An insert function is used to create the list. The insert function takes a pointer to an existing list
as the first parameter, and a data value with which the new node is to be created as the second
parameter. It creates the new node by using the data value, then appends it to the end of the list.
It then returns a pointer to the first node of the list. Initially, the list is empty, so the pointer to the
starting node is NULL. Therefore, when insert is called the first time, the new node created by
the insert function becomes the start node. Subsequently, the insert function traverses the list by
recursively calling itself. The recursion terminates when it creates a new node with the supplied
data value and appends it to the end of the list.
2.4 Deleting the Specified Node in Singly Linked List
To delete a node, first we determine the node number to be deleted (this is based on the assumption
that the nodes of the list are numbered serially from 1 to n). The list is then traversed to get a
pointer to the node whose number is given, as well as a pointer to a node that appears before the
node to be deleted. Then the link field of the node that appears before the node to be deleted is
made to point to the node that appears after the node to be deleted, and the node to be deleted is
freed. Figures 2.1 and 2.2 show the list before and after deletion, respectively.

SUPPLIED DATA:
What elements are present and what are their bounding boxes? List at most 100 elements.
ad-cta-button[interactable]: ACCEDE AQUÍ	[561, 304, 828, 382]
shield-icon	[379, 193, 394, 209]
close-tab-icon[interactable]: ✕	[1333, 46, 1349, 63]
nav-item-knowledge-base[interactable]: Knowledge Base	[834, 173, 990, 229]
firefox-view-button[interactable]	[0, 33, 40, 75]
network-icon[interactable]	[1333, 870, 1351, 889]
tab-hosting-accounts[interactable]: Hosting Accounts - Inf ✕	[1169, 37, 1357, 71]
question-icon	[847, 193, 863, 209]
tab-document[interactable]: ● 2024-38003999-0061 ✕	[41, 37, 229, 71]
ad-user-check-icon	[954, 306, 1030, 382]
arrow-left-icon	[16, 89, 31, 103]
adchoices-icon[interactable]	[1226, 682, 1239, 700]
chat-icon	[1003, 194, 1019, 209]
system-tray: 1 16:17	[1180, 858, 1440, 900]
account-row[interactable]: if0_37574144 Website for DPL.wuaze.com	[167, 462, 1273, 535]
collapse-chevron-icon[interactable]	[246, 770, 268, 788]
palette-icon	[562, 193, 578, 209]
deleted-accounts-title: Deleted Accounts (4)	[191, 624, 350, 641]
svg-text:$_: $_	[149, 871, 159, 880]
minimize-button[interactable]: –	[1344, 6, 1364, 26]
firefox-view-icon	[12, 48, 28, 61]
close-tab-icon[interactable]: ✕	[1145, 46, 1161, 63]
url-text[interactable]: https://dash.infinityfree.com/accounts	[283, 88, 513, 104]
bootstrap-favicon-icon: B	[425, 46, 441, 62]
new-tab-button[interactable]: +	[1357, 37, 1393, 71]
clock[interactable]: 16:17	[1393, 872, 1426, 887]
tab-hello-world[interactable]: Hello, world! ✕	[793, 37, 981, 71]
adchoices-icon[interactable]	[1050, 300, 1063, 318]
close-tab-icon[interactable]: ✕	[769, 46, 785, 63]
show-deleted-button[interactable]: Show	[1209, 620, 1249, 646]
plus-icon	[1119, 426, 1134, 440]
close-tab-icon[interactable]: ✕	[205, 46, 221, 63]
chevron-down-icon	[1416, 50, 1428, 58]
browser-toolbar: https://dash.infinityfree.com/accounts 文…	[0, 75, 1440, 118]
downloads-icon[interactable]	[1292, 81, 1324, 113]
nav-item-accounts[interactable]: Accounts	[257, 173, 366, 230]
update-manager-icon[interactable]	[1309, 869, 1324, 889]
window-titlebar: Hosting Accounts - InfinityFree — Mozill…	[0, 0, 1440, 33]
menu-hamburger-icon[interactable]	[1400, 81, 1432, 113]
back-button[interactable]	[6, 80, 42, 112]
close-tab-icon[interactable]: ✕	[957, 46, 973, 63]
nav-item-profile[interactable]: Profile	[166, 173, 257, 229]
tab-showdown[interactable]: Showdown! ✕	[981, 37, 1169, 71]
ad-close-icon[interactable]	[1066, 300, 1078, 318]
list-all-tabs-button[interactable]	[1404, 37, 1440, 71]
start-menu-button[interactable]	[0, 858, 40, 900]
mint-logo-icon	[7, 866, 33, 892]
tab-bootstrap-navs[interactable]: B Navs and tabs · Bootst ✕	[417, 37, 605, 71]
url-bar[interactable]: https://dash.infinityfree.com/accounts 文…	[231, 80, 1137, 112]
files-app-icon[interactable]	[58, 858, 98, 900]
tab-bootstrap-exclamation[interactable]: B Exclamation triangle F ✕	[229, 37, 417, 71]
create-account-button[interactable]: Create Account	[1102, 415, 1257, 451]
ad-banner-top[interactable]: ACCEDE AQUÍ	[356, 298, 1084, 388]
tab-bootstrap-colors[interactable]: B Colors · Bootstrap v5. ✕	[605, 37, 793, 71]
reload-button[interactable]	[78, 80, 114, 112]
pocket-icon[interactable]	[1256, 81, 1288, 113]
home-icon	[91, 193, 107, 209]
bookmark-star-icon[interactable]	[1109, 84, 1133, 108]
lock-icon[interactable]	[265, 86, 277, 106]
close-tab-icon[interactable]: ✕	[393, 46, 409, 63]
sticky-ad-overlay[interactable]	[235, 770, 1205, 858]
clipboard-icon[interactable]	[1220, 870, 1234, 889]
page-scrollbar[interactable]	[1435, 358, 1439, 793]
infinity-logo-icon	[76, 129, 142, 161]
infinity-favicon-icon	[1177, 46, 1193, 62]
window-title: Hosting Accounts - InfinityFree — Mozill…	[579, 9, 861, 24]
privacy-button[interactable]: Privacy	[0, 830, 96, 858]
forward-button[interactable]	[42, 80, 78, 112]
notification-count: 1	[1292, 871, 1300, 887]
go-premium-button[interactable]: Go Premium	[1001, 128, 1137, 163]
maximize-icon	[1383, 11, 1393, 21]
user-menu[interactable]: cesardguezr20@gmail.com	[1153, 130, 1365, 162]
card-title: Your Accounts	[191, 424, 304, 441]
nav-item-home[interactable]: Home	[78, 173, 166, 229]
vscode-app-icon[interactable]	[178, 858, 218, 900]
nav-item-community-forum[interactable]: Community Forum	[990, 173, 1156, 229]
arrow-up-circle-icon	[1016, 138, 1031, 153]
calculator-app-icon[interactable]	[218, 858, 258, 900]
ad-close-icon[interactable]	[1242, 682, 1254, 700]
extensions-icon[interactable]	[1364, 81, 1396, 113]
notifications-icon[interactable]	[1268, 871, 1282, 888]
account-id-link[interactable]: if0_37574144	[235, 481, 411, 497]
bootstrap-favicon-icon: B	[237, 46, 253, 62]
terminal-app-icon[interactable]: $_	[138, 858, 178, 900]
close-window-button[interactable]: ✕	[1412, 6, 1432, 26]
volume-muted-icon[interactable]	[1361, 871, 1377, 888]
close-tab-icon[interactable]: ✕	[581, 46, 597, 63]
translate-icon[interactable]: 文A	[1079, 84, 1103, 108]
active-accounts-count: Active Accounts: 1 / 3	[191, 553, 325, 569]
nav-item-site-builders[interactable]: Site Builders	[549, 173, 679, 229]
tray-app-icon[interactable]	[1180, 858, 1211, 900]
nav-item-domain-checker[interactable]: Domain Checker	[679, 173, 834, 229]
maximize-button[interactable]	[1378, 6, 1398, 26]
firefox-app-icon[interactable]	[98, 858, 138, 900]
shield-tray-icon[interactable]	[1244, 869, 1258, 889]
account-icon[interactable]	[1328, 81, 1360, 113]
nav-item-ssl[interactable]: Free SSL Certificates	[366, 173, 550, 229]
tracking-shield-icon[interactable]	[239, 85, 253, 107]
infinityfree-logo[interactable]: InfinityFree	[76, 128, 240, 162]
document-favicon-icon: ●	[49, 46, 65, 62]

WORK INSTRUCTIONS:
1. Rewrite the paragraph of the linked-list text that begins "To delete a node" as a short numbered list of steps.
2. Write out everything in the linked-list text from "An insert function" down to "then appends it to the end of the list.".
3. Answer these questions from the linked-list text.
(a) What is the pointer to the starting node when the list is empty?
(b) What does the insert function return?
(c) How are the nodes assumed to be numbered when a node is deleted?
The data is separate from the linked-list text.

TASK-BY-TASK SOLUTIONS:
1.
1. Determine the number of the node to delete, assuming the nodes are numbered serially from 1 to n.
2. Traverse the list to get a pointer to that node and a pointer to the node before it.
3. Make the link field of the preceding node point to the node after the one being deleted.
4. Free the node being deleted.
5. Figures 2.1 and 2.2 show the list before and after deletion.

2.
An insert function is used to create the list. The insert function takes a pointer to an existing list
as the first parameter, and a data value with which the new node is to be created as the second
parameter. It creates the new node by using the data value, then appends it to the end of the list.

3.
(a) NULL.
(b) A pointer to the first node of the list.
(c) Serially, from 1 to n.